- _Task prompt_: Reproduce the entries word for word, starting with their first line and going on through the line with "friends-icon[interactable] [246,92,272,118]", including both of those lines.

- _Input_:
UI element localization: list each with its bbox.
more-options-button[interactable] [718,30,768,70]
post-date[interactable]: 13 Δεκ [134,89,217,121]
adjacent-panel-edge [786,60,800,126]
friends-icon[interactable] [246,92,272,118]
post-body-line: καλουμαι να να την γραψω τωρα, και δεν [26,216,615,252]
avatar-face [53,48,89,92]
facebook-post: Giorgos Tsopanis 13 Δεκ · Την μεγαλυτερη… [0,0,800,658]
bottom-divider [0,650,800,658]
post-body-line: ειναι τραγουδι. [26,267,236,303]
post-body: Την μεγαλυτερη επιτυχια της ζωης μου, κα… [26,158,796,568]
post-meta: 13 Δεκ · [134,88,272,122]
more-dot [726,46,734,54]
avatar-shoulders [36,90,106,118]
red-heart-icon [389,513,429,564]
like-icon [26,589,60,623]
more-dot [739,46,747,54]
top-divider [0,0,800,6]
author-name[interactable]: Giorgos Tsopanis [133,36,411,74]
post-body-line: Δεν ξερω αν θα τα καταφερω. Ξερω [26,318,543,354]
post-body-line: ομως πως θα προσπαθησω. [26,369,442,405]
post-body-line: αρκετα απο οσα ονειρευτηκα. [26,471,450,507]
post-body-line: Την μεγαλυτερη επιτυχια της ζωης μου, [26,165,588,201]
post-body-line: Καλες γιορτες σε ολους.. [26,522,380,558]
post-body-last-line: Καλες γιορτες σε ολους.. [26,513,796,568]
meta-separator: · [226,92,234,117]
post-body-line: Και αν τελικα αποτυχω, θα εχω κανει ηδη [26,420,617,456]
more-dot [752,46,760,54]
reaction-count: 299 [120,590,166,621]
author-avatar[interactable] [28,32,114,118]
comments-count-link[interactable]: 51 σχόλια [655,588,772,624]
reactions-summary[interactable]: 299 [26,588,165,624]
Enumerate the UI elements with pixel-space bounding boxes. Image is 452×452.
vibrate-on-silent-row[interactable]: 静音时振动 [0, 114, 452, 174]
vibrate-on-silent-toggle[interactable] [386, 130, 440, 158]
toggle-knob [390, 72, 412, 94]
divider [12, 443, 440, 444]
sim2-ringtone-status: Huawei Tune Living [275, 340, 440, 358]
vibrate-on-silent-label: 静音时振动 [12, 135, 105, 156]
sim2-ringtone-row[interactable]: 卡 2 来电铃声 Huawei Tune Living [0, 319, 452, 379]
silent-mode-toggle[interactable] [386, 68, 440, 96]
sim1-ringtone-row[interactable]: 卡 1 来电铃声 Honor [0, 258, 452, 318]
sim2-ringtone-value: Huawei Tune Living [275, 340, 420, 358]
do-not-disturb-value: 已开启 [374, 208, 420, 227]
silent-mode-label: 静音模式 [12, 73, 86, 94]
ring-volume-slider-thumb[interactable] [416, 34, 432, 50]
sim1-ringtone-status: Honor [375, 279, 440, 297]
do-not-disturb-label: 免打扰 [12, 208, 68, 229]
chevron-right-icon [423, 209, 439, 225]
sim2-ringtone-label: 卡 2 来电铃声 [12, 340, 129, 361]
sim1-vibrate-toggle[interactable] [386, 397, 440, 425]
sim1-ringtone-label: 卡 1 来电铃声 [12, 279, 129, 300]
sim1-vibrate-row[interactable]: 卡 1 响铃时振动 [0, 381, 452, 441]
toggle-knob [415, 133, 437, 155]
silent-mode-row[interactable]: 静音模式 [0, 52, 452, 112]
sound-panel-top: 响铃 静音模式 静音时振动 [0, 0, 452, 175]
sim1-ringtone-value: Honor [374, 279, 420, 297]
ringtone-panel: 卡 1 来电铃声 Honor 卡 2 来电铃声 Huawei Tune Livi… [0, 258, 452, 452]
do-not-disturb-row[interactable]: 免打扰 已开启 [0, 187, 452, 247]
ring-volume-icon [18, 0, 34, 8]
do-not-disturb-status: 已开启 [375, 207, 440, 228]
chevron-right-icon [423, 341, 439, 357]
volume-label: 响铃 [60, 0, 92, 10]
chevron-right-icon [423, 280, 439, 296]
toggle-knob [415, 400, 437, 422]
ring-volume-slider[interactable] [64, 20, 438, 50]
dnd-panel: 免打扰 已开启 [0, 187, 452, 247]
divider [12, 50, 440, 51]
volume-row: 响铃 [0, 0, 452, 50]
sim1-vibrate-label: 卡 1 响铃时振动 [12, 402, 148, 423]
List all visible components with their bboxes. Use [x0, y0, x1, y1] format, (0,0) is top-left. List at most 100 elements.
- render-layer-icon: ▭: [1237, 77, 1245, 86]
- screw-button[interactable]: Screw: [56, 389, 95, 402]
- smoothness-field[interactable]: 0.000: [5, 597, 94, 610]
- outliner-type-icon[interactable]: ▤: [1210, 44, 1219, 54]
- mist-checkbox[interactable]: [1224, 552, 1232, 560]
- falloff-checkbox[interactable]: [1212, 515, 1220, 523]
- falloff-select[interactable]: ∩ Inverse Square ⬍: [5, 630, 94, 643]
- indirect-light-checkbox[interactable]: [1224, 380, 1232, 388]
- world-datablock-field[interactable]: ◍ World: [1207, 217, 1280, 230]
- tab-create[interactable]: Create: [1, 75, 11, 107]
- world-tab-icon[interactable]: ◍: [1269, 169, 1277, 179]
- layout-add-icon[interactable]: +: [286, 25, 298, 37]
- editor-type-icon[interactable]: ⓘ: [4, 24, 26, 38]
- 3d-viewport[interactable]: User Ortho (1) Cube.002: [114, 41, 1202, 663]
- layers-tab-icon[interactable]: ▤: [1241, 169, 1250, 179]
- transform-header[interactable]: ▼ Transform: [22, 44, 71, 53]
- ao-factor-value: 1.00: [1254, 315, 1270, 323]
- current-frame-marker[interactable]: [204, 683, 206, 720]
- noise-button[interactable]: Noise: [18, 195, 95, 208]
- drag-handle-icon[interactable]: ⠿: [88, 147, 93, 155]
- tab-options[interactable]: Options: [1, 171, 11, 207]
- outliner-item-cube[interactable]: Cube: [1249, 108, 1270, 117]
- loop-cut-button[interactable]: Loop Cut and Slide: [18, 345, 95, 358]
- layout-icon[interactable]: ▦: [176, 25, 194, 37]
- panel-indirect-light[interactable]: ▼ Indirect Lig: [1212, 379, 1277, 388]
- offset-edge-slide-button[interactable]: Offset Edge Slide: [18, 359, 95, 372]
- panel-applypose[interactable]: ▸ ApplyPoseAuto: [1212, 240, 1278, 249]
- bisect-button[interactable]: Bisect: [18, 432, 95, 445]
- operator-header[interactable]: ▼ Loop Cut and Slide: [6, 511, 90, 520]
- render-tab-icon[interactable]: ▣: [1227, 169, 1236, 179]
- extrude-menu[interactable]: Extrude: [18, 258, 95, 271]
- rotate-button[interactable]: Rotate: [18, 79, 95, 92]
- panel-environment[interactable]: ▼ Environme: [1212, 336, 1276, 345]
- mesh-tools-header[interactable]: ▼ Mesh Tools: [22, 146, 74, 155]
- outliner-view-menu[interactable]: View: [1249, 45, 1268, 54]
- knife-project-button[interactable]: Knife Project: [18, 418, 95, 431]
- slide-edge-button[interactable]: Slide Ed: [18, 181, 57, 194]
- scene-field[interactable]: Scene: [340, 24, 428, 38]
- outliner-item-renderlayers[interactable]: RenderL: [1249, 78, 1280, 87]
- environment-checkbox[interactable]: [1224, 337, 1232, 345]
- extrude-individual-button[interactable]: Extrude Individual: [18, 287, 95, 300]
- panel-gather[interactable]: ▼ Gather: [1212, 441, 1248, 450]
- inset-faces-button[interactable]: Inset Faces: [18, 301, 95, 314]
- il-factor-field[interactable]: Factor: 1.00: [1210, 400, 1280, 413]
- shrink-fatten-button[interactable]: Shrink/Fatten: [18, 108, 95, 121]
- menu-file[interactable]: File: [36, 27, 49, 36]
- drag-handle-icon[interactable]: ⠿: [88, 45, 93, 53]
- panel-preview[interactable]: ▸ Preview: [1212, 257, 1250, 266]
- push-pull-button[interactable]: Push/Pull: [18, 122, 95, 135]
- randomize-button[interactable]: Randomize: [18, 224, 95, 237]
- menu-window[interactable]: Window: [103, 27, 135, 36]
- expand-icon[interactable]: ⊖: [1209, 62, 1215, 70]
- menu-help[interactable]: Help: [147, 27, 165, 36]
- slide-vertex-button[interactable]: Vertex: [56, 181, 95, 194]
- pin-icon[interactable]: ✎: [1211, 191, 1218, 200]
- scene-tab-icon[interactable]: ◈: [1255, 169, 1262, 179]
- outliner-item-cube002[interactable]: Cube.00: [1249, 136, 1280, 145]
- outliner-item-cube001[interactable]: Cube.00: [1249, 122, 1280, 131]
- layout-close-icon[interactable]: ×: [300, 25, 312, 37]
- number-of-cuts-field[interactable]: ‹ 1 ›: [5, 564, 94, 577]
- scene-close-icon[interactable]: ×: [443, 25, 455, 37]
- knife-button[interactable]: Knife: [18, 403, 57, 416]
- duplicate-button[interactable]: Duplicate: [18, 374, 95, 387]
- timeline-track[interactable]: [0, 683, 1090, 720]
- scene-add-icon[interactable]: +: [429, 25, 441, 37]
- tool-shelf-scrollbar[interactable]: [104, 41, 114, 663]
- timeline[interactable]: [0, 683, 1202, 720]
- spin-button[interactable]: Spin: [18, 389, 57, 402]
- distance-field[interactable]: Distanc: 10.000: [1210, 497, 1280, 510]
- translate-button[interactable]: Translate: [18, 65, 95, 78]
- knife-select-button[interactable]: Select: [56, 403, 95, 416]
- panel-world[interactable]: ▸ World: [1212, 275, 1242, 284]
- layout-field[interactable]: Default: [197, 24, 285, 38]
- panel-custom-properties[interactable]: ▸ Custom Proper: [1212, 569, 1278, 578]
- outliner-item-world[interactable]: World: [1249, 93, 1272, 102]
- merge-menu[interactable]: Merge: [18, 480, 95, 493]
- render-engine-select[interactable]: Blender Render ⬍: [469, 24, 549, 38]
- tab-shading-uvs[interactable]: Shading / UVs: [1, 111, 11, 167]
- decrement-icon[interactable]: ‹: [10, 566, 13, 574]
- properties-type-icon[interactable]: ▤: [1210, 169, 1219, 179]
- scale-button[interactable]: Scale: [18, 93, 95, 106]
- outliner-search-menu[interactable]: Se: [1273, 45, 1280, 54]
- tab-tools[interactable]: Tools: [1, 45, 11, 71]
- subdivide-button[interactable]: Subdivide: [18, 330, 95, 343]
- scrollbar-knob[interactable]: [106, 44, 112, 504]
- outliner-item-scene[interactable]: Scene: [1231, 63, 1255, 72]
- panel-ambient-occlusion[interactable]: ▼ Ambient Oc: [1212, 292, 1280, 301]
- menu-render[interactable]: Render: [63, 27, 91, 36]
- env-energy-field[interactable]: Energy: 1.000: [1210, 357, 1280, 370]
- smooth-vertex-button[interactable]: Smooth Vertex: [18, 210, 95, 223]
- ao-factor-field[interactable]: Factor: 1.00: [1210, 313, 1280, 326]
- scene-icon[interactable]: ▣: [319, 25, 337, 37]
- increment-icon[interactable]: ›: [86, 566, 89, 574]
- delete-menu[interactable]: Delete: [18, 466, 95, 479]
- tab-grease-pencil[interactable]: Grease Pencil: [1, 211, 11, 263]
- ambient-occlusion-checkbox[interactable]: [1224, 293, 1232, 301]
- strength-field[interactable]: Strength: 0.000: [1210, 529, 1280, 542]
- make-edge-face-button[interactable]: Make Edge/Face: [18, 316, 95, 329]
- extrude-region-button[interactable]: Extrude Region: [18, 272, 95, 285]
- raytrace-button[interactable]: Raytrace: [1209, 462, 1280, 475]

- _Full response_:
UI element localization: list each with its bbox.
more-options-button[interactable] [718,30,768,70]
post-date[interactable]: 13 Δεκ [134,89,217,121]
adjacent-panel-edge [786,60,800,126]
friends-icon[interactable] [246,92,272,118]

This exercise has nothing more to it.